--- BEGIN EXTRACTED ENTRIES ---

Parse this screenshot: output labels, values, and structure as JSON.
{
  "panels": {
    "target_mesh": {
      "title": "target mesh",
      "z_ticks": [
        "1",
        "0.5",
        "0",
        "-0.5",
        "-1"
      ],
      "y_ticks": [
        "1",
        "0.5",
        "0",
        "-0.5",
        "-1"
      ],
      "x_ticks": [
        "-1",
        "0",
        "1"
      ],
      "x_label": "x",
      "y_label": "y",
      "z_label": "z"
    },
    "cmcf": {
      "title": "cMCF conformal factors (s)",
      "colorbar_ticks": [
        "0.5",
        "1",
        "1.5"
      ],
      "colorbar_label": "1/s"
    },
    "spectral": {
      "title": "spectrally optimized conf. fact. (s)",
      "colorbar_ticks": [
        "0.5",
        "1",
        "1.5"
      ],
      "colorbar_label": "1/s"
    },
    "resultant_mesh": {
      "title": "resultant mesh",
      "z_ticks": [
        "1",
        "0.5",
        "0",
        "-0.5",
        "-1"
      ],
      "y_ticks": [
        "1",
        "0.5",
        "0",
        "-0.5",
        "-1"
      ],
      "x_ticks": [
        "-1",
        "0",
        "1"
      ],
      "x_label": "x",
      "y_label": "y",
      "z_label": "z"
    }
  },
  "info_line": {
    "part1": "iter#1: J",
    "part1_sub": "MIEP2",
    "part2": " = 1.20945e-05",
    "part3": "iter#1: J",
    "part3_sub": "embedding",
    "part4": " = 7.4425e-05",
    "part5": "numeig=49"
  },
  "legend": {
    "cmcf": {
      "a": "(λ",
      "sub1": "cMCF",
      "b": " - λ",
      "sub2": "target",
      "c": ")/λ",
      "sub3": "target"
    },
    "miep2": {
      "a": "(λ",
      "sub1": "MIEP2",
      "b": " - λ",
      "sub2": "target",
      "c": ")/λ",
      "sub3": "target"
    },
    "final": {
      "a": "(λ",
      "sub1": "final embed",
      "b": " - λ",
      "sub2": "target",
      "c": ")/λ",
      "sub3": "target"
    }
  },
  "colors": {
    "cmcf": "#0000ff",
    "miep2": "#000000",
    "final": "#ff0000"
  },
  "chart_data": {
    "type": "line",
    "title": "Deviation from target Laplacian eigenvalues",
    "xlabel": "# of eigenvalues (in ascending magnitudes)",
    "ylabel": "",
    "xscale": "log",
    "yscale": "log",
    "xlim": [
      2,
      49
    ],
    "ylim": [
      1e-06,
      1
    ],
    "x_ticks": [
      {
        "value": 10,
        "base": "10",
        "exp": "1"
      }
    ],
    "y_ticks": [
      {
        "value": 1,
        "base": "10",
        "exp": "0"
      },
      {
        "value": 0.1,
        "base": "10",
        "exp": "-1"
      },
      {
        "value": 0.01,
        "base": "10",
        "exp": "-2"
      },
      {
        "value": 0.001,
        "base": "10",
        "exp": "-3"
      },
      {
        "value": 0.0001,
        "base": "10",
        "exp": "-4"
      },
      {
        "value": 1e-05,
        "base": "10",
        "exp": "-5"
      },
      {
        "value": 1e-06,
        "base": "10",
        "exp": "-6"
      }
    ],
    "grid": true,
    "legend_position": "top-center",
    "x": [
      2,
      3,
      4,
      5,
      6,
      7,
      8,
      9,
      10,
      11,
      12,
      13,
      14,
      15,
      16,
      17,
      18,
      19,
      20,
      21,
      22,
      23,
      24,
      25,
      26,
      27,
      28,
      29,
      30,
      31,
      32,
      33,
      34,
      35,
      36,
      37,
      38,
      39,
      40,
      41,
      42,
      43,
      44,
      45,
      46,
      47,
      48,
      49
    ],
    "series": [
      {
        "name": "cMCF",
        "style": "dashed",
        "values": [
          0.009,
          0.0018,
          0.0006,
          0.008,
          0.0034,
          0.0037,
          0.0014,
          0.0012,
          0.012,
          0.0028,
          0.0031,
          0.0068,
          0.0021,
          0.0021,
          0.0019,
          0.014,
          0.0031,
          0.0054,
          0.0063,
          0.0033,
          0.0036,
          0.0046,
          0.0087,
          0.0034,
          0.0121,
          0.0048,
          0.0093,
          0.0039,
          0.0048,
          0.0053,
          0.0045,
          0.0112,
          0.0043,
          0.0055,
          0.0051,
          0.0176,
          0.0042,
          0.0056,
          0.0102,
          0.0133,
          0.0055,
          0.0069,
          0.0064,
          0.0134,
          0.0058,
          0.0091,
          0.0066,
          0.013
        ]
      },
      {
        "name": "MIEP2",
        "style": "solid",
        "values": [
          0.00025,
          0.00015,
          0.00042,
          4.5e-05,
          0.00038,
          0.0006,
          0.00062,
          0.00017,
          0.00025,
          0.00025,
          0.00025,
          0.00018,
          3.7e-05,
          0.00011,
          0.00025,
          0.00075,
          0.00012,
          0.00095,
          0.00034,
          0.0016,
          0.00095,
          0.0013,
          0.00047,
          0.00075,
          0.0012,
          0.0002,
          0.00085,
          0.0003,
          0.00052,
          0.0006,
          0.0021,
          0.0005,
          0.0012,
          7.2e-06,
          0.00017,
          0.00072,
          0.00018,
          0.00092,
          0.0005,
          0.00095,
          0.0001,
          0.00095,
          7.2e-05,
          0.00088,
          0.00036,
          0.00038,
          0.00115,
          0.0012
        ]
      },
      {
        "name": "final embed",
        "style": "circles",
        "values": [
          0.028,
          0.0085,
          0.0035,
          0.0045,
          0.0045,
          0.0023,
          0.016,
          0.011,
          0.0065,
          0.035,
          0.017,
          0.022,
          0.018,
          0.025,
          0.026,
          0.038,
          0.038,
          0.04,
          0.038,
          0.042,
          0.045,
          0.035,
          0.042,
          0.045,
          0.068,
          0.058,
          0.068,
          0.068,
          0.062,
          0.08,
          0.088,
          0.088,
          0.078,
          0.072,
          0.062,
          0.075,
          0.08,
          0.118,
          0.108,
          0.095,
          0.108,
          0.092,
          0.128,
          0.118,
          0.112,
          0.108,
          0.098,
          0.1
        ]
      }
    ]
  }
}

--- END EXTRACTED ENTRIES ---

Copy every line verbatim.

## RIGHT ANSWER
Parse this screenshot: output labels, values, and structure as JSON.
{
  "panels": {
    "target_mesh": {
      "title": "target mesh",
      "z_ticks": [
        "1",
        "0.5",
        "0",
        "-0.5",
        "-1"
      ],
      "y_ticks": [
        "1",
        "0.5",
        "0",
        "-0.5",
        "-1"
      ],
      "x_ticks": [
        "-1",
        "0",
        "1"
      ],
      "x_label": "x",
      "y_label": "y",
      "z_label": "z"
    },
    "cmcf": {
      "title": "cMCF conformal factors (s)",
      "colorbar_ticks": [
        "0.5",
        "1",
        "1.5"
      ],
      "colorbar_label": "1/s"
    },
    "spectral": {
      "title": "spectrally optimized conf. fact. (s)",
      "colorbar_ticks": [
        "0.5",
        "1",
        "1.5"
      ],
      "colorbar_label": "1/s"
    },
    "resultant_mesh": {
      "title": "resultant mesh",
      "z_ticks": [
        "1",
        "0.5",
        "0",
        "-0.5",
        "-1"
      ],
      "y_ticks": [
        "1",
        "0.5",
        "0",
        "-0.5",
        "-1"
      ],
      "x_ticks": [
        "-1",
        "0",
        "1"
      ],
      "x_label": "x",
      "y_label": "y",
      "z_label": "z"
    }
  },
  "info_line": {
    "part1": "iter#1: J",
    "part1_sub": "MIEP2",
    "part2": " = 1.20945e-05",
    "part3": "iter#1: J",
    "part3_sub": "embedding",
    "part4": " = 7.4425e-05",
    "part5": "numeig=49"
  },
  "legend": {
    "cmcf": {
      "a": "(λ",
      "sub1": "cMCF",
      "b": " - λ",
      "sub2": "target",
      "c": ")/λ",
      "sub3": "target"
    },
    "miep2": {
      "a": "(λ",
      "sub1": "MIEP2",
      "b": " - λ",
      "sub2": "target",
      "c": ")/λ",
      "sub3": "target"
    },
    "final": {
      "a": "(λ",
      "sub1": "final embed",
      "b": " - λ",
      "sub2": "target",
      "c": ")/λ",
      "sub3": "target"
    }
  },
  "colors": {
    "cmcf": "#0000ff",
    "miep2": "#000000",
    "final": "#ff0000"
  },
  "chart_data": {
    "type": "line",
    "title": "Deviation from target Laplacian eigenvalues",
    "xlabel": "# of eigenvalues (in ascending magnitudes)",
    "ylabel": "",
    "xscale": "log",
    "yscale": "log",
    "xlim": [
      2,
      49
    ],
    "ylim": [
      1e-06,
      1
    ],
    "x_ticks": [
      {
        "value": 10,
        "base": "10",
        "exp": "1"
      }
    ],
    "y_ticks": [
      {
        "value": 1,
        "base": "10",
        "exp": "0"
      },
      {
        "value": 0.1,
        "base": "10",
        "exp": "-1"
      },
      {
        "value": 0.01,
        "base": "10",
        "exp": "-2"
      },
      {
        "value": 0.001,
        "base": "10",
        "exp": "-3"
      },
      {
        "value": 0.0001,
        "base": "10",
        "exp": "-4"
      },
      {
        "value": 1e-05,
        "base": "10",
        "exp": "-5"
      },
      {
        "value": 1e-06,
        "base": "10",
        "exp": "-6"
      }
    ],
    "grid": true,
    "legend_position": "top-center",
    "x": [
      2,
      3,
      4,
      5,
      6,
      7,
      8,
      9,
      10,
      11,
      12,
      13,
      14,
      15,
      16,
      17,
      18,
      19,
      20,
      21,
      22,
      23,
      24,
      25,
      26,
      27,
      28,
      29,
      30,
      31,
      32,
      33,
      34,
      35,
      36,
      37,
      38,
      39,
      40,
      41,
      42,
      43,
      44,
      45,
      46,
      47,
      48,
      49
    ],
    "series": [
      {
        "name": "cMCF",
        "style": "dashed",
        "values": [
          0.009,
          0.0018,
          0.0006,
          0.008,
          0.0034,
          0.0037,
          0.0014,
          0.0012,
          0.012,
          0.0028,
          0.0031,
          0.0068,
          0.0021,
          0.0021,
          0.0019,
          0.014,
          0.0031,
          0.0054,
          0.0063,
          0.0033,
          0.0036,
          0.0046,
          0.0087,
          0.0034,
          0.0121,
          0.0048,
          0.0093,
          0.0039,
          0.0048,
          0.0053,
          0.0045,
          0.0112,
          0.0043,
          0.0055,
          0.0051,
          0.0176,
          0.0042,
          0.0056,
          0.0102,
          0.0133,
          0.0055,
          0.0069,
          0.0064,
          0.0134,
          0.0058,
          0.0091,
          0.0066,
          0.013
        ]
      },
      {
        "name": "MIEP2",
        "style": "solid",
        "values": [
          0.00025,
          0.00015,
          0.00042,
          4.5e-05,
          0.00038,
          0.0006,
          0.00062,
          0.00017,
          0.00025,
          0.00025,
          0.00025,
          0.00018,
          3.7e-05,
          0.00011,
          0.00025,
          0.00075,
          0.00012,
          0.00095,
          0.00034,
          0.0016,
          0.00095,
          0.0013,
          0.00047,
          0.00075,
          0.0012,
          0.0002,
          0.00085,
          0.0003,
          0.00052,
          0.0006,
          0.0021,
          0.0005,
          0.0012,
          7.2e-06,
          0.00017,
          0.00072,
          0.00018,
          0.00092,
          0.0005,
          0.00095,
          0.0001,
          0.00095,
          7.2e-05,
          0.00088,
          0.00036,
          0.00038,
          0.00115,
          0.0012
        ]
      },
      {
        "name": "final embed",
        "style": "circles",
        "values": [
          0.028,
          0.0085,
          0.0035,
          0.0045,
          0.0045,
          0.0023,
          0.016,
          0.011,
          0.0065,
          0.035,
          0.017,
          0.022,
          0.018,
          0.025,
          0.026,
          0.038,
          0.038,
          0.04,
          0.038,
          0.042,
          0.045,
          0.035,
          0.042,
          0.045,
          0.068,
          0.058,
          0.068,
          0.068,
          0.062,
          0.08,
          0.088,
          0.088,
          0.078,
          0.072,
          0.062,
          0.075,
          0.08,
          0.118,
          0.108,
          0.095,
          0.108,
          0.092,
          0.128,
          0.118,
          0.112,
          0.108,
          0.098,
          0.1
        ]
      }
    ]
  }
}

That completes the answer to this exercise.